__What to work on__: Gather, from the listing beneath this task, every line holding the string "label".
----- Excerpted records
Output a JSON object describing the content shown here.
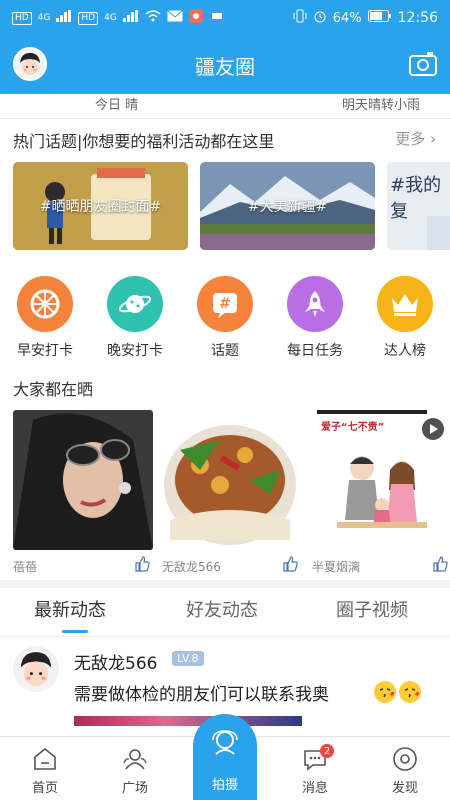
{
  "status_bar": {
    "hd1": "HD",
    "hd2": "HD",
    "sig1": "4G",
    "sig2": "4G",
    "battery": "64%",
    "time": "12:56"
  },
  "header": {
    "title": "疆友圈"
  },
  "weather": {
    "today": "今日 晴",
    "tomorrow": "明天晴转小雨"
  },
  "hot_topics": {
    "title": "热门话题|你想要的福利活动都在这里",
    "more": "更多",
    "items": [
      {
        "label": "#晒晒朋友圈封面#"
      },
      {
        "label": "#大美新疆#"
      },
      {
        "label": "#我的复"
      }
    ]
  },
  "quick_actions": [
    {
      "label": "早安打卡",
      "color": "#f5833b",
      "icon": "wheel-icon"
    },
    {
      "label": "晚安打卡",
      "color": "#2fc2b0",
      "icon": "planet-icon"
    },
    {
      "label": "话题",
      "color": "#f5833b",
      "icon": "hashtag-icon"
    },
    {
      "label": "每日任务",
      "color": "#b96ee3",
      "icon": "rocket-icon"
    },
    {
      "label": "达人榜",
      "color": "#f6b417",
      "icon": "crown-icon"
    }
  ],
  "shares": {
    "title": "大家都在晒",
    "items": [
      {
        "name": "蓓蓓"
      },
      {
        "name": "无敌龙566"
      },
      {
        "name": "半夏烟漓",
        "caption": "爱子“七不责”"
      }
    ]
  },
  "feed_tabs": [
    {
      "label": "最新动态",
      "active": true
    },
    {
      "label": "好友动态",
      "active": false
    },
    {
      "label": "圈子视频",
      "active": false
    }
  ],
  "post": {
    "user": "无敌龙566",
    "level": "LV.8",
    "text": "需要做体检的朋友们可以联系我奥"
  },
  "bottom_nav": {
    "home": "首页",
    "square": "广场",
    "shoot": "拍摄",
    "messages": "消息",
    "discover": "发现",
    "badge": "2"
  },
  "colors": {
    "primary": "#2aa3ec",
    "badge": "#f14444"
  }
}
----------
__Answer to the problem__:
        "label": "#晒晒朋友圈封面#"
        "label": "#大美新疆#"
        "label": "#我的复"
      "label": "早安打卡",
      "label": "晚安打卡",
      "label": "话题",
      "label": "每日任务",
      "label": "达人榜",
      "label": "最新动态",
      "label": "好友动态",
      "label": "圈子视频",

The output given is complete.